What you will do: Word for word, set down the records and skip each picture.

[Collected data entries]
+++++

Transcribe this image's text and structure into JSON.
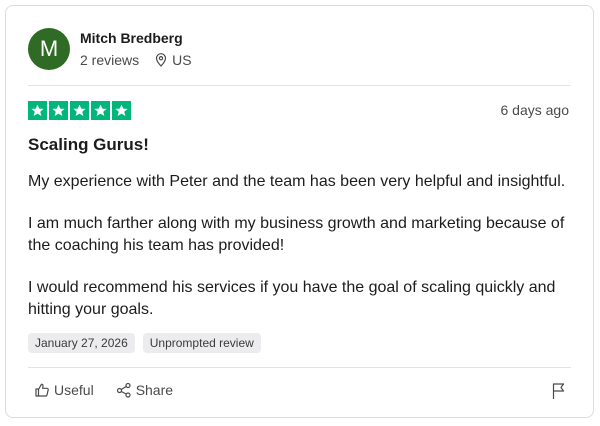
{
  "reviewer": {
    "initial": "M",
    "name": "Mitch Bredberg",
    "reviews": "2 reviews",
    "country": "US",
    "avatar_color": "#2f6b24"
  },
  "review": {
    "rating": 5,
    "star_color": "#00b67a",
    "date_ago": "6 days ago",
    "title": "Scaling Gurus!",
    "paragraphs": [
      "My experience with Peter and the team has been very helpful and insightful.",
      "I am much farther along with my business growth and marketing because of the coaching his team has provided!",
      "I would recommend his services if you have the goal of scaling quickly and hitting your goals."
    ],
    "date": "January 27, 2026",
    "tag": "Unprompted review"
  },
  "actions": {
    "useful_label": "Useful",
    "share_label": "Share",
    "useful_icon": "thumbs-up-icon",
    "share_icon": "share-icon",
    "flag_icon": "flag-icon"
  }
}
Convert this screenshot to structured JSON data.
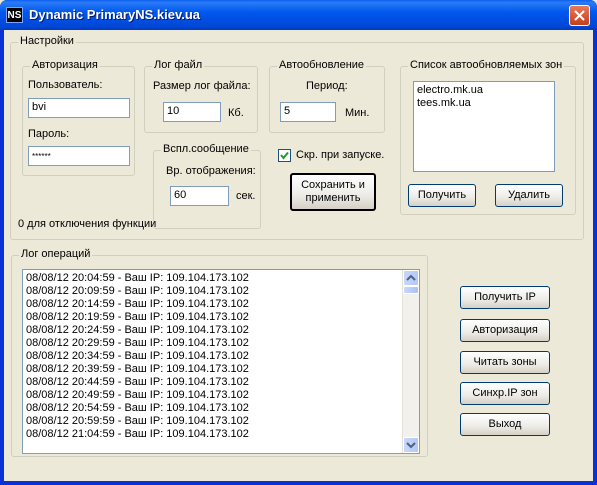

+++++

Problem solution:
Transcribe this image's text and structure into JSON.
{
  "reviewer": {
    "initial": "M",
    "name": "Mitch Bredberg",
    "reviews": "2 reviews",
    "country": "US",
    "avatar_color": "#2f6b24"
  },
  "review": {
    "rating": 5,
    "star_color": "#00b67a",
    "date_ago": "6 days ago",
    "title": "Scaling Gurus!",
    "paragraphs": [
      "My experience with Peter and the team has been very helpful and insightful.",
      "I am much farther along with my business growth and marketing because of the coaching his team has provided!",
      "I would recommend his services if you have the goal of scaling quickly and hitting your goals."
    ],
    "date": "January 27, 2026",
    "tag": "Unprompted review"
  },
  "actions": {
    "useful_label": "Useful",
    "share_label": "Share",
    "useful_icon": "thumbs-up-icon",
    "share_icon": "share-icon",
    "flag_icon": "flag-icon"
  }
}
Convert this screenshot to structured JSON data.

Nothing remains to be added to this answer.